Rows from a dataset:
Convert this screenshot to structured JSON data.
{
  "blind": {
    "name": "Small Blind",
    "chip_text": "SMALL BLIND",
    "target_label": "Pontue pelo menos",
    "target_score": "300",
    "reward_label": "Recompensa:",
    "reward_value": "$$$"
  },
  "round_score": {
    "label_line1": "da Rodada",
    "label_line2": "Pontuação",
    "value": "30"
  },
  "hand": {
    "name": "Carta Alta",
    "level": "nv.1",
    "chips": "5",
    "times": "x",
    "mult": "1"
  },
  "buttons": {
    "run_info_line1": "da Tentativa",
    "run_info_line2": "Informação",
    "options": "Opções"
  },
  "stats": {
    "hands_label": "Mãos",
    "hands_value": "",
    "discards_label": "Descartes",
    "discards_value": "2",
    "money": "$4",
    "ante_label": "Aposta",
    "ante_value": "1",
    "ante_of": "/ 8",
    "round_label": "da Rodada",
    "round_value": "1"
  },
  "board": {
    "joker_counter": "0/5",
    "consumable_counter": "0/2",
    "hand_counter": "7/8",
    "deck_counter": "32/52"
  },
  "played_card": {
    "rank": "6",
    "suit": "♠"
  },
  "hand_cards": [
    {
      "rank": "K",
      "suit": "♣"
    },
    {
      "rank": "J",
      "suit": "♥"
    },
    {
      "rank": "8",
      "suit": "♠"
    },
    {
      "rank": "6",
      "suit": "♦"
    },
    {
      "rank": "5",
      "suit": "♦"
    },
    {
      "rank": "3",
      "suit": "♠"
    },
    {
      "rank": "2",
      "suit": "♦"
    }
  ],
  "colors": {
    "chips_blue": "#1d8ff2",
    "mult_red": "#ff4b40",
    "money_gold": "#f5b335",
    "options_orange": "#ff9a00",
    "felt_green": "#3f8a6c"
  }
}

* Work to be completed
The records above need to be transcribed in full. Keep every character unchanged.

* Answer to this task
Convert this screenshot to structured JSON data.
{
  "blind": {
    "name": "Small Blind",
    "chip_text": "SMALL BLIND",
    "target_label": "Pontue pelo menos",
    "target_score": "300",
    "reward_label": "Recompensa:",
    "reward_value": "$$$"
  },
  "round_score": {
    "label_line1": "da Rodada",
    "label_line2": "Pontuação",
    "value": "30"
  },
  "hand": {
    "name": "Carta Alta",
    "level": "nv.1",
    "chips": "5",
    "times": "x",
    "mult": "1"
  },
  "buttons": {
    "run_info_line1": "da Tentativa",
    "run_info_line2": "Informação",
    "options": "Opções"
  },
  "stats": {
    "hands_label": "Mãos",
    "hands_value": "",
    "discards_label": "Descartes",
    "discards_value": "2",
    "money": "$4",
    "ante_label": "Aposta",
    "ante_value": "1",
    "ante_of": "/ 8",
    "round_label": "da Rodada",
    "round_value": "1"
  },
  "board": {
    "joker_counter": "0/5",
    "consumable_counter": "0/2",
    "hand_counter": "7/8",
    "deck_counter": "32/52"
  },
  "played_card": {
    "rank": "6",
    "suit": "♠"
  },
  "hand_cards": [
    {
      "rank": "K",
      "suit": "♣"
    },
    {
      "rank": "J",
      "suit": "♥"
    },
    {
      "rank": "8",
      "suit": "♠"
    },
    {
      "rank": "6",
      "suit": "♦"
    },
    {
      "rank": "5",
      "suit": "♦"
    },
    {
      "rank": "3",
      "suit": "♠"
    },
    {
      "rank": "2",
      "suit": "♦"
    }
  ],
  "colors": {
    "chips_blue": "#1d8ff2",
    "mult_red": "#ff4b40",
    "money_gold": "#f5b335",
    "options_orange": "#ff9a00",
    "felt_green": "#3f8a6c"
  }
}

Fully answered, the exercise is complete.